◆ Task goal
Reproduce the material from its first line through the line that contains "322, 1373, 339]", substituting "Category" for "Type" and keeping everything else the same.

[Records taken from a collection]
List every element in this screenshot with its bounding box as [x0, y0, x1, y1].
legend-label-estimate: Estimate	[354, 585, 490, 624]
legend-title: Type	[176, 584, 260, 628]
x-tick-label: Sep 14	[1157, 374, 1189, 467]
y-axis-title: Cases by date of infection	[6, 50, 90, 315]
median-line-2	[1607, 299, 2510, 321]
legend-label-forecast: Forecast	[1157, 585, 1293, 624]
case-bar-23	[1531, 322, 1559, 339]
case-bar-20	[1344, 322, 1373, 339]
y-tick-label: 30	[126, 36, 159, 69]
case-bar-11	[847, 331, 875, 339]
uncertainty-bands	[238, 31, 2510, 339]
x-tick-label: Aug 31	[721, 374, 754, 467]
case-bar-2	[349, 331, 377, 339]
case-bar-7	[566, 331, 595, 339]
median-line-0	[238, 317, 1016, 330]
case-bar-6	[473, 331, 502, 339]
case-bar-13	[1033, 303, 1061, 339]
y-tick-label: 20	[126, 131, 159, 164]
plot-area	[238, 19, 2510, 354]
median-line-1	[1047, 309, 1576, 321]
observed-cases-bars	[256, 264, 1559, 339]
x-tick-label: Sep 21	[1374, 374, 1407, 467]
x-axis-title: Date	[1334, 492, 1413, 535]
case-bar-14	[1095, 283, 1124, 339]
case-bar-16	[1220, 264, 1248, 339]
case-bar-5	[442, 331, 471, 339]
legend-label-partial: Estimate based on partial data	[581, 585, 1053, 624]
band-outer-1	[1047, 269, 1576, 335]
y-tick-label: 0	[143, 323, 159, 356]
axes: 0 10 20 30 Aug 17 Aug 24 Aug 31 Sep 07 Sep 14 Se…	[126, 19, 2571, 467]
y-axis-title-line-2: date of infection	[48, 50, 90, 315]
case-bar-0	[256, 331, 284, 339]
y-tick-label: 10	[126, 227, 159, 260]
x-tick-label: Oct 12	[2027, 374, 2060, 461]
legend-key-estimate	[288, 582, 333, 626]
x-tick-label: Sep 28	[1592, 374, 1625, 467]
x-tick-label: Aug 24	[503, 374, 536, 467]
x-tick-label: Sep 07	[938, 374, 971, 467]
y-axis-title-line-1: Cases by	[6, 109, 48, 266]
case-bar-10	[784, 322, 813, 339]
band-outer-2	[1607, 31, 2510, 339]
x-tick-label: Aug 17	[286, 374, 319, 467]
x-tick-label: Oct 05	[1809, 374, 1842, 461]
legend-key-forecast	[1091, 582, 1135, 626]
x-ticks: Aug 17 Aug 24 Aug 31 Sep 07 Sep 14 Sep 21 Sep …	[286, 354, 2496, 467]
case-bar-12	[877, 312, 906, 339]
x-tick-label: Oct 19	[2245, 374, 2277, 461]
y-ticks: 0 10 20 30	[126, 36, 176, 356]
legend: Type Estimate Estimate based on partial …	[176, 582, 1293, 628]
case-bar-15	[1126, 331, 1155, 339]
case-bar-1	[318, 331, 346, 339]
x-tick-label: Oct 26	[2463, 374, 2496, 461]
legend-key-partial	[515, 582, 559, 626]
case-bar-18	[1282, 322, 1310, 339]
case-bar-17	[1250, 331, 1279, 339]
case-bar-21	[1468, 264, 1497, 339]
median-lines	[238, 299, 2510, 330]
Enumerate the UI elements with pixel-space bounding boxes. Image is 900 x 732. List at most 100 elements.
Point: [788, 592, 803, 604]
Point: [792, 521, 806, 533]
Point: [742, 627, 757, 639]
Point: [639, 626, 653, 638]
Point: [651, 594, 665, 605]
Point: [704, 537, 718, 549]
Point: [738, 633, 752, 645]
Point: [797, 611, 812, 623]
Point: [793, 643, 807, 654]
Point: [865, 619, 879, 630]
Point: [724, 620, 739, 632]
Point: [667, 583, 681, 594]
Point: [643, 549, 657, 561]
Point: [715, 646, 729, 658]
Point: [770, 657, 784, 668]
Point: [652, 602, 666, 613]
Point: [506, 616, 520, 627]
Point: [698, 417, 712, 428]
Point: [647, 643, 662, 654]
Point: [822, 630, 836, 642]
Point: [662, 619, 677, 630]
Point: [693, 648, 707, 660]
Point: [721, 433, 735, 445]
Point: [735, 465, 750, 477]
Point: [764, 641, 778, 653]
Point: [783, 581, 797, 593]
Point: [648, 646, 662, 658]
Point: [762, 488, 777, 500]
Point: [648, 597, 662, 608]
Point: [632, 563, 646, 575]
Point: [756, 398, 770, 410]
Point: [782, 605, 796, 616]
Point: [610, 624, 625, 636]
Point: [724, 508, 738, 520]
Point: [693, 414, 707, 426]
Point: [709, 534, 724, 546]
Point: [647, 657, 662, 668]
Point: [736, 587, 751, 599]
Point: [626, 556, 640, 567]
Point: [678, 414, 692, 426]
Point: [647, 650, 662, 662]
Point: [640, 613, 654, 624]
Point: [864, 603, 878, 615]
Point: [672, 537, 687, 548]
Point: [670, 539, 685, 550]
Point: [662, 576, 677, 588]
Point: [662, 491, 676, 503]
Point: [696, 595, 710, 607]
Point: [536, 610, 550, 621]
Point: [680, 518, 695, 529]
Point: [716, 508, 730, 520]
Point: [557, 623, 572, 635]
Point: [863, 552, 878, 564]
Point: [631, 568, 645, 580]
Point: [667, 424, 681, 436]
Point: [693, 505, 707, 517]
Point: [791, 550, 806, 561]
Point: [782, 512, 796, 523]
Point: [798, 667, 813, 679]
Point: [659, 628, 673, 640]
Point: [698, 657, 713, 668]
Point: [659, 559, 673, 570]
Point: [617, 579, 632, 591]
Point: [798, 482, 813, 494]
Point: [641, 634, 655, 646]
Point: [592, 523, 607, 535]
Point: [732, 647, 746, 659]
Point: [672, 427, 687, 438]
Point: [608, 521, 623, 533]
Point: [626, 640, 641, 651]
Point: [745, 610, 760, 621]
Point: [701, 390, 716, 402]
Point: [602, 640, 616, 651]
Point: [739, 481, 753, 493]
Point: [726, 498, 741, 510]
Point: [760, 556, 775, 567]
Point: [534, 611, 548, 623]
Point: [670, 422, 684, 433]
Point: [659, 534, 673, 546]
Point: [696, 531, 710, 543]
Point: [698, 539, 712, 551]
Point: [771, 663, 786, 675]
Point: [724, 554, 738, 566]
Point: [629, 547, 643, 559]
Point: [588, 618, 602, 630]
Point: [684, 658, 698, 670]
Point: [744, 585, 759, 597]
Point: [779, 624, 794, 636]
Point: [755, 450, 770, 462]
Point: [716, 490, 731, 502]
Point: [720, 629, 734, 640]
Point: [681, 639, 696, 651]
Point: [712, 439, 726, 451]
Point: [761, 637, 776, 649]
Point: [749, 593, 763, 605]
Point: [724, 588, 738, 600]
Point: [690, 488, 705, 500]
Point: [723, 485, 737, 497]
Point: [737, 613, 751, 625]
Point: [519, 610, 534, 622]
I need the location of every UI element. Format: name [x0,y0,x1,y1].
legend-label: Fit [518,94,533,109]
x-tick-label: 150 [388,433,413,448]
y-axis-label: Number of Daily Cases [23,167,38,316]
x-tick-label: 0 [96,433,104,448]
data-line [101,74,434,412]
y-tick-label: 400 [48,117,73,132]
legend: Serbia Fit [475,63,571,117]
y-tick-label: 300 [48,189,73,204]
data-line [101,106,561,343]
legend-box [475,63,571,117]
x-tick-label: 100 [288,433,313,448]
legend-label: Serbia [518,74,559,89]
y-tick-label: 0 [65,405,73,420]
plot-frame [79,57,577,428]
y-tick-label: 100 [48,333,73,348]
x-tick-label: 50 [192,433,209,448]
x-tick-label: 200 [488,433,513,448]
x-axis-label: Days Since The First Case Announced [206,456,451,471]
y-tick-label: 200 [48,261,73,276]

◆ Solution to this task
List every element in this screenshot with its bounding box as [x0, y0, x1, y1].
legend-label-estimate: Estimate	[354, 585, 490, 624]
legend-title: Category	[176, 584, 260, 628]
x-tick-label: Sep 14	[1157, 374, 1189, 467]
y-axis-title: Cases by date of infection	[6, 50, 90, 315]
median-line-2	[1607, 299, 2510, 321]
legend-label-forecast: Forecast	[1157, 585, 1293, 624]
case-bar-23	[1531, 322, 1559, 339]
case-bar-20	[1344, 322, 1373, 339]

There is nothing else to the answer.